TASK PROMPT: Reproduce the entries in full, with no changes.

[Data entries for graphics]
* begin *

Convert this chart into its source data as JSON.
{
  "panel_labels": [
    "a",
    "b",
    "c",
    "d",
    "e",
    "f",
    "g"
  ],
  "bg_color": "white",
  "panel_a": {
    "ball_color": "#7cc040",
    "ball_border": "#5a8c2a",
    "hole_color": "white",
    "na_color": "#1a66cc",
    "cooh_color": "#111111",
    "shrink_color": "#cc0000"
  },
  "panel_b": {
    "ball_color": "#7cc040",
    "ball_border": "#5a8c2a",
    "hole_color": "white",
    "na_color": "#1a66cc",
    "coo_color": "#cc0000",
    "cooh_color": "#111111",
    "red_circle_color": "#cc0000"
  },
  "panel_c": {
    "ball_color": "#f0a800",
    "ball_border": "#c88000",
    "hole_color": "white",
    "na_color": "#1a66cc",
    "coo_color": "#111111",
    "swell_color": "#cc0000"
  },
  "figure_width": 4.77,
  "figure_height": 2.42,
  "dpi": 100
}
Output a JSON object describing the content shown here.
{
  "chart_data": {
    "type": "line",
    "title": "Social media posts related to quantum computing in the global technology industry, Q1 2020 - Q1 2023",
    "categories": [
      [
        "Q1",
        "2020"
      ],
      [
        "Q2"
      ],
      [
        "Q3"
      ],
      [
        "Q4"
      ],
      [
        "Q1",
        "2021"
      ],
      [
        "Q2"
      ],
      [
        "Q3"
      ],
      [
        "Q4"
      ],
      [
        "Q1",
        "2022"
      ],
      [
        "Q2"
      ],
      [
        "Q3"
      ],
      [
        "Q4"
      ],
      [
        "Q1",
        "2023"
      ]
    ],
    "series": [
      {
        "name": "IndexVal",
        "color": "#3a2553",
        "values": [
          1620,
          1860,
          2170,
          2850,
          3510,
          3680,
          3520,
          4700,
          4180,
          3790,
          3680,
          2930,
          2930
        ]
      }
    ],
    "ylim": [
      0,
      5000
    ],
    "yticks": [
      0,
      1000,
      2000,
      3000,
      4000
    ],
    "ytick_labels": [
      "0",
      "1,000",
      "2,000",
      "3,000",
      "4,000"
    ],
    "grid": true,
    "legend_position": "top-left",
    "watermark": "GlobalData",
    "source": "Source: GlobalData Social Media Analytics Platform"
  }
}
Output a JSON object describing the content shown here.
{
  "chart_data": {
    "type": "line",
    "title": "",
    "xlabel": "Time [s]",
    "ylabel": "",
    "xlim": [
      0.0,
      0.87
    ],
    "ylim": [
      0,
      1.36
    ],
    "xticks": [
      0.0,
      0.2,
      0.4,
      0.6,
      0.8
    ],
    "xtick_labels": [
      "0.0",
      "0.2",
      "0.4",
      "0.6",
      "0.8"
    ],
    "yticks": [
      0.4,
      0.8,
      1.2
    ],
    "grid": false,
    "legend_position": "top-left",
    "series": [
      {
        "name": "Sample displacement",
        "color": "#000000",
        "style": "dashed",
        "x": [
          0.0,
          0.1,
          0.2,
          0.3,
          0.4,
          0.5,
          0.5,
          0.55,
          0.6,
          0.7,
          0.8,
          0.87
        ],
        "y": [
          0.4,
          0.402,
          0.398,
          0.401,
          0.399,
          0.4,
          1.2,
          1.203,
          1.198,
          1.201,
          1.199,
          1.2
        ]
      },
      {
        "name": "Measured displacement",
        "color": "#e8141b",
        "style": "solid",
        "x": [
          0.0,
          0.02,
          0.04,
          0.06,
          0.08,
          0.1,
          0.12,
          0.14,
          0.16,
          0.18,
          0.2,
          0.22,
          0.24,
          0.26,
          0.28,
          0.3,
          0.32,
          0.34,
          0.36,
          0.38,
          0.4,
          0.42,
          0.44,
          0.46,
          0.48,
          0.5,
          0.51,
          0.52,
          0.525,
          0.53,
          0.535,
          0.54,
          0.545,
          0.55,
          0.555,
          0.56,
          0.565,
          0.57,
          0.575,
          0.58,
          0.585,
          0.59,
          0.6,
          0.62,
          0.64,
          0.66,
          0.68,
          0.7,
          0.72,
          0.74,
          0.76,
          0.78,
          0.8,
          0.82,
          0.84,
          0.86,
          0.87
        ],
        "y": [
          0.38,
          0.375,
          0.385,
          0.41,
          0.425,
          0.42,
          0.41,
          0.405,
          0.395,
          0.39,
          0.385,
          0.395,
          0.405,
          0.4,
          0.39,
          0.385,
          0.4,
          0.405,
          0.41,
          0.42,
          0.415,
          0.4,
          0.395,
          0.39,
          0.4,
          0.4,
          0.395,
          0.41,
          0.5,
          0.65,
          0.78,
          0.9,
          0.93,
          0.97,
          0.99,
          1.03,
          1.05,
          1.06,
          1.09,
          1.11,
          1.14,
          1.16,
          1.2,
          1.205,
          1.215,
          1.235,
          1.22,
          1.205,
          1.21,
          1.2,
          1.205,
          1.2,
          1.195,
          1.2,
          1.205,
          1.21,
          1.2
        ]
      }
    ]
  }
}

* end *

THE SOLUTION:
Convert this chart into its source data as JSON.
{
  "panel_labels": [
    "a",
    "b",
    "c",
    "d",
    "e",
    "f",
    "g"
  ],
  "bg_color": "white",
  "panel_a": {
    "ball_color": "#7cc040",
    "ball_border": "#5a8c2a",
    "hole_color": "white",
    "na_color": "#1a66cc",
    "cooh_color": "#111111",
    "shrink_color": "#cc0000"
  },
  "panel_b": {
    "ball_color": "#7cc040",
    "ball_border": "#5a8c2a",
    "hole_color": "white",
    "na_color": "#1a66cc",
    "coo_color": "#cc0000",
    "cooh_color": "#111111",
    "red_circle_color": "#cc0000"
  },
  "panel_c": {
    "ball_color": "#f0a800",
    "ball_border": "#c88000",
    "hole_color": "white",
    "na_color": "#1a66cc",
    "coo_color": "#111111",
    "swell_color": "#cc0000"
  },
  "figure_width": 4.77,
  "figure_height": 2.42,
  "dpi": 100
}
Output a JSON object describing the content shown here.
{
  "chart_data": {
    "type": "line",
    "title": "Social media posts related to quantum computing in the global technology industry, Q1 2020 - Q1 2023",
    "categories": [
      [
        "Q1",
        "2020"
      ],
      [
        "Q2"
      ],
      [
        "Q3"
      ],
      [
        "Q4"
      ],
      [
        "Q1",
        "2021"
      ],
      [
        "Q2"
      ],
      [
        "Q3"
      ],
      [
        "Q4"
      ],
      [
        "Q1",
        "2022"
      ],
      [
        "Q2"
      ],
      [
        "Q3"
      ],
      [
        "Q4"
      ],
      [
        "Q1",
        "2023"
      ]
    ],
    "series": [
      {
        "name": "IndexVal",
        "color": "#3a2553",
        "values": [
          1620,
          1860,
          2170,
          2850,
          3510,
          3680,
          3520,
          4700,
          4180,
          3790,
          3680,
          2930,
          2930
        ]
      }
    ],
    "ylim": [
      0,
      5000
    ],
    "yticks": [
      0,
      1000,
      2000,
      3000,
      4000
    ],
    "ytick_labels": [
      "0",
      "1,000",
      "2,000",
      "3,000",
      "4,000"
    ],
    "grid": true,
    "legend_position": "top-left",
    "watermark": "GlobalData",
    "source": "Source: GlobalData Social Media Analytics Platform"
  }
}
Output a JSON object describing the content shown here.
{
  "chart_data": {
    "type": "line",
    "title": "",
    "xlabel": "Time [s]",
    "ylabel": "",
    "xlim": [
      0.0,
      0.87
    ],
    "ylim": [
      0,
      1.36
    ],
    "xticks": [
      0.0,
      0.2,
      0.4,
      0.6,
      0.8
    ],
    "xtick_labels": [
      "0.0",
      "0.2",
      "0.4",
      "0.6",
      "0.8"
    ],
    "yticks": [
      0.4,
      0.8,
      1.2
    ],
    "grid": false,
    "legend_position": "top-left",
    "series": [
      {
        "name": "Sample displacement",
        "color": "#000000",
        "style": "dashed",
        "x": [
          0.0,
          0.1,
          0.2,
          0.3,
          0.4,
          0.5,
          0.5,
          0.55,
          0.6,
          0.7,
          0.8,
          0.87
        ],
        "y": [
          0.4,
          0.402,
          0.398,
          0.401,
          0.399,
          0.4,
          1.2,
          1.203,
          1.198,
          1.201,
          1.199,
          1.2
        ]
      },
      {
        "name": "Measured displacement",
        "color": "#e8141b",
        "style": "solid",
        "x": [
          0.0,
          0.02,
          0.04,
          0.06,
          0.08,
          0.1,
          0.12,
          0.14,
          0.16,
          0.18,
          0.2,
          0.22,
          0.24,
          0.26,
          0.28,
          0.3,
          0.32,
          0.34,
          0.36,
          0.38,
          0.4,
          0.42,
          0.44,
          0.46,
          0.48,
          0.5,
          0.51,
          0.52,
          0.525,
          0.53,
          0.535,
          0.54,
          0.545,
          0.55,
          0.555,
          0.56,
          0.565,
          0.57,
          0.575,
          0.58,
          0.585,
          0.59,
          0.6,
          0.62,
          0.64,
          0.66,
          0.68,
          0.7,
          0.72,
          0.74,
          0.76,
          0.78,
          0.8,
          0.82,
          0.84,
          0.86,
          0.87
        ],
        "y": [
          0.38,
          0.375,
          0.385,
          0.41,
          0.425,
          0.42,
          0.41,
          0.405,
          0.395,
          0.39,
          0.385,
          0.395,
          0.405,
          0.4,
          0.39,
          0.385,
          0.4,
          0.405,
          0.41,
          0.42,
          0.415,
          0.4,
          0.395,
          0.39,
          0.4,
          0.4,
          0.395,
          0.41,
          0.5,
          0.65,
          0.78,
          0.9,
          0.93,
          0.97,
          0.99,
          1.03,
          1.05,
          1.06,
          1.09,
          1.11,
          1.14,
          1.16,
          1.2,
          1.205,
          1.215,
          1.235,
          1.22,
          1.205,
          1.21,
          1.2,
          1.205,
          1.2,
          1.195,
          1.2,
          1.205,
          1.21,
          1.2
        ]
      }
    ]
  }
}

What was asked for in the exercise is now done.